Given exercise
Copy the material that follows word for word and omit its pictures.

Records

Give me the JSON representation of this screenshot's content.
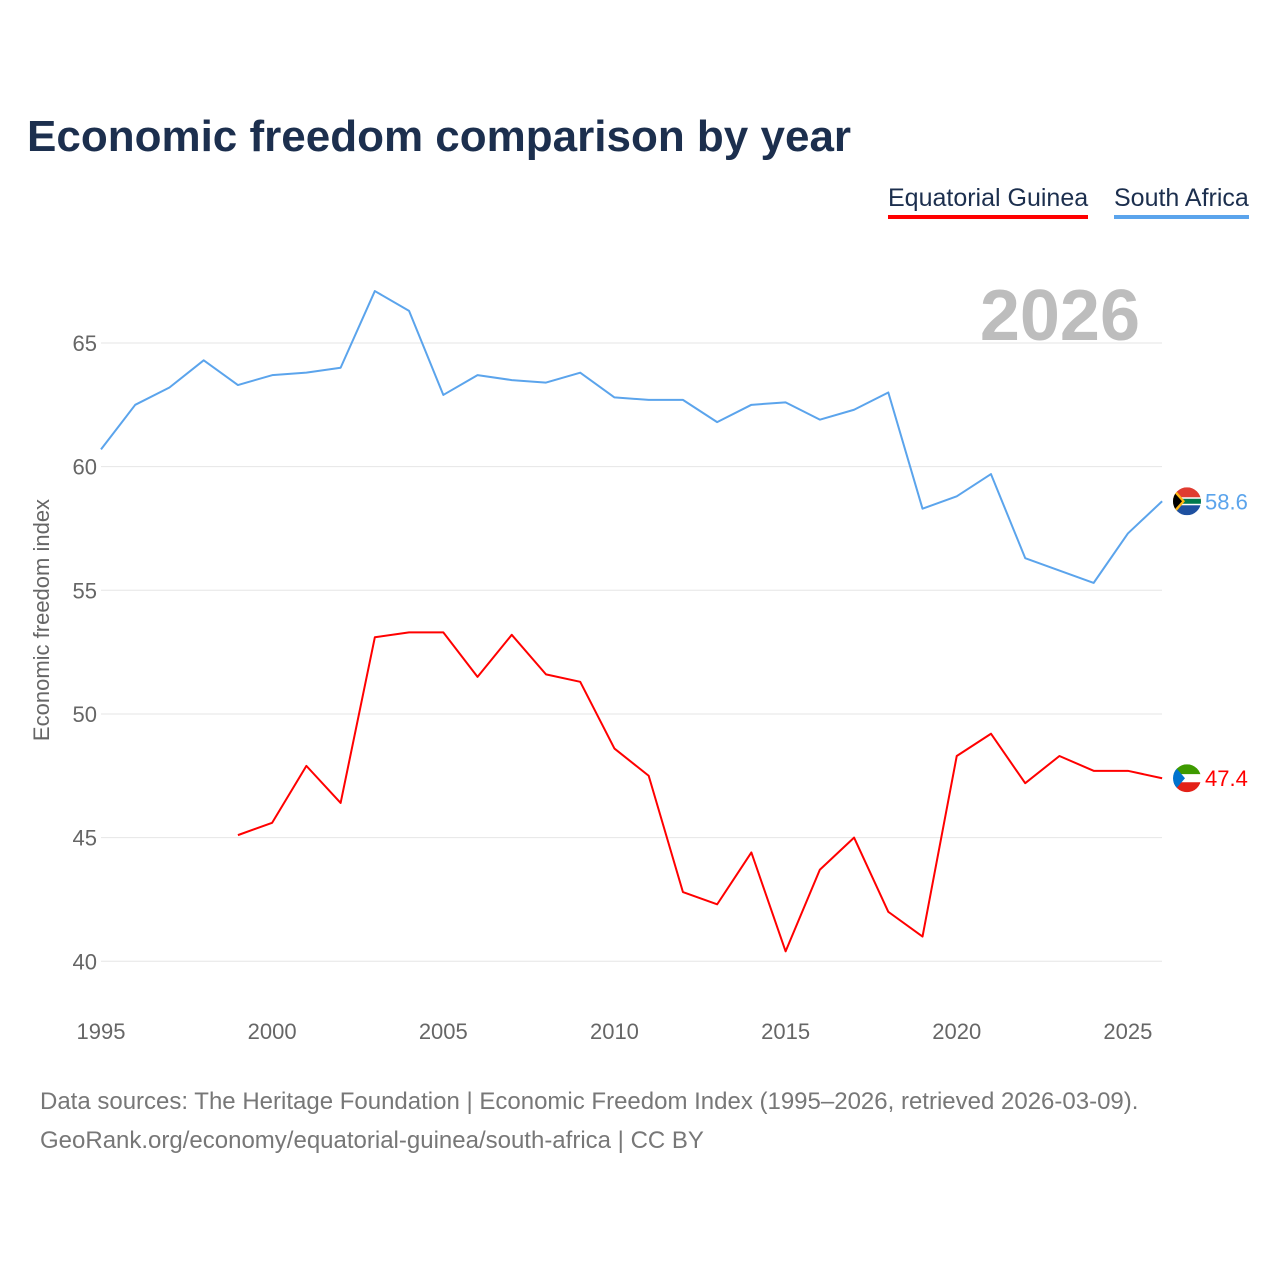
{
  "title": "Economic freedom comparison by year",
  "footer": {
    "sources": "Data sources: The Heritage Foundation | Economic Freedom Index (1995–2026, retrieved 2026-03-09).",
    "link": "GeoRank.org/economy/equatorial-guinea/south-africa | CC BY"
  },
  "chart_data": {
    "type": "line",
    "title": "Economic freedom comparison by year",
    "xlabel": "",
    "ylabel": "Economic freedom index",
    "year_watermark": "2026",
    "xlim": [
      1995,
      2026
    ],
    "ylim": [
      40,
      67.5
    ],
    "xticks": [
      "1995",
      "2000",
      "2005",
      "2010",
      "2015",
      "2020",
      "2025"
    ],
    "yticks": [
      "40",
      "45",
      "50",
      "55",
      "60",
      "65"
    ],
    "grid": true,
    "legend_position": "top-right",
    "series": [
      {
        "name": "Equatorial Guinea",
        "color": "#ff0000",
        "end_label": "47.4",
        "x": [
          1999,
          2000,
          2001,
          2002,
          2003,
          2004,
          2005,
          2006,
          2007,
          2008,
          2009,
          2010,
          2011,
          2012,
          2013,
          2014,
          2015,
          2016,
          2017,
          2018,
          2019,
          2020,
          2021,
          2022,
          2023,
          2024,
          2025,
          2026
        ],
        "values": [
          45.1,
          45.6,
          47.9,
          46.4,
          53.1,
          53.3,
          53.3,
          51.5,
          53.2,
          51.6,
          51.3,
          48.6,
          47.5,
          42.8,
          42.3,
          44.4,
          40.4,
          43.7,
          45.0,
          42.0,
          41.0,
          48.3,
          49.2,
          47.2,
          48.3,
          47.7,
          47.7,
          47.4
        ]
      },
      {
        "name": "South Africa",
        "color": "#5ba4ec",
        "end_label": "58.6",
        "x": [
          1995,
          1996,
          1997,
          1998,
          1999,
          2000,
          2001,
          2002,
          2003,
          2004,
          2005,
          2006,
          2007,
          2008,
          2009,
          2010,
          2011,
          2012,
          2013,
          2014,
          2015,
          2016,
          2017,
          2018,
          2019,
          2020,
          2021,
          2022,
          2023,
          2024,
          2025,
          2026
        ],
        "values": [
          60.7,
          62.5,
          63.2,
          64.3,
          63.3,
          63.7,
          63.8,
          64.0,
          67.1,
          66.3,
          62.9,
          63.7,
          63.5,
          63.4,
          63.8,
          62.8,
          62.7,
          62.7,
          61.8,
          62.5,
          62.6,
          61.9,
          62.3,
          63.0,
          58.3,
          58.8,
          59.7,
          56.3,
          55.8,
          55.3,
          57.3,
          58.6
        ]
      }
    ]
  }
}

Response for this exercise
Give me the JSON representation of this screenshot's content.
{
  "title": "Economic freedom comparison by year",
  "footer": {
    "sources": "Data sources: The Heritage Foundation | Economic Freedom Index (1995–2026, retrieved 2026-03-09).",
    "link": "GeoRank.org/economy/equatorial-guinea/south-africa | CC BY"
  },
  "chart_data": {
    "type": "line",
    "title": "Economic freedom comparison by year",
    "xlabel": "",
    "ylabel": "Economic freedom index",
    "year_watermark": "2026",
    "xlim": [
      1995,
      2026
    ],
    "ylim": [
      40,
      67.5
    ],
    "xticks": [
      "1995",
      "2000",
      "2005",
      "2010",
      "2015",
      "2020",
      "2025"
    ],
    "yticks": [
      "40",
      "45",
      "50",
      "55",
      "60",
      "65"
    ],
    "grid": true,
    "legend_position": "top-right",
    "series": [
      {
        "name": "Equatorial Guinea",
        "color": "#ff0000",
        "end_label": "47.4",
        "x": [
          1999,
          2000,
          2001,
          2002,
          2003,
          2004,
          2005,
          2006,
          2007,
          2008,
          2009,
          2010,
          2011,
          2012,
          2013,
          2014,
          2015,
          2016,
          2017,
          2018,
          2019,
          2020,
          2021,
          2022,
          2023,
          2024,
          2025,
          2026
        ],
        "values": [
          45.1,
          45.6,
          47.9,
          46.4,
          53.1,
          53.3,
          53.3,
          51.5,
          53.2,
          51.6,
          51.3,
          48.6,
          47.5,
          42.8,
          42.3,
          44.4,
          40.4,
          43.7,
          45.0,
          42.0,
          41.0,
          48.3,
          49.2,
          47.2,
          48.3,
          47.7,
          47.7,
          47.4
        ]
      },
      {
        "name": "South Africa",
        "color": "#5ba4ec",
        "end_label": "58.6",
        "x": [
          1995,
          1996,
          1997,
          1998,
          1999,
          2000,
          2001,
          2002,
          2003,
          2004,
          2005,
          2006,
          2007,
          2008,
          2009,
          2010,
          2011,
          2012,
          2013,
          2014,
          2015,
          2016,
          2017,
          2018,
          2019,
          2020,
          2021,
          2022,
          2023,
          2024,
          2025,
          2026
        ],
        "values": [
          60.7,
          62.5,
          63.2,
          64.3,
          63.3,
          63.7,
          63.8,
          64.0,
          67.1,
          66.3,
          62.9,
          63.7,
          63.5,
          63.4,
          63.8,
          62.8,
          62.7,
          62.7,
          61.8,
          62.5,
          62.6,
          61.9,
          62.3,
          63.0,
          58.3,
          58.8,
          59.7,
          56.3,
          55.8,
          55.3,
          57.3,
          58.6
        ]
      }
    ]
  }
}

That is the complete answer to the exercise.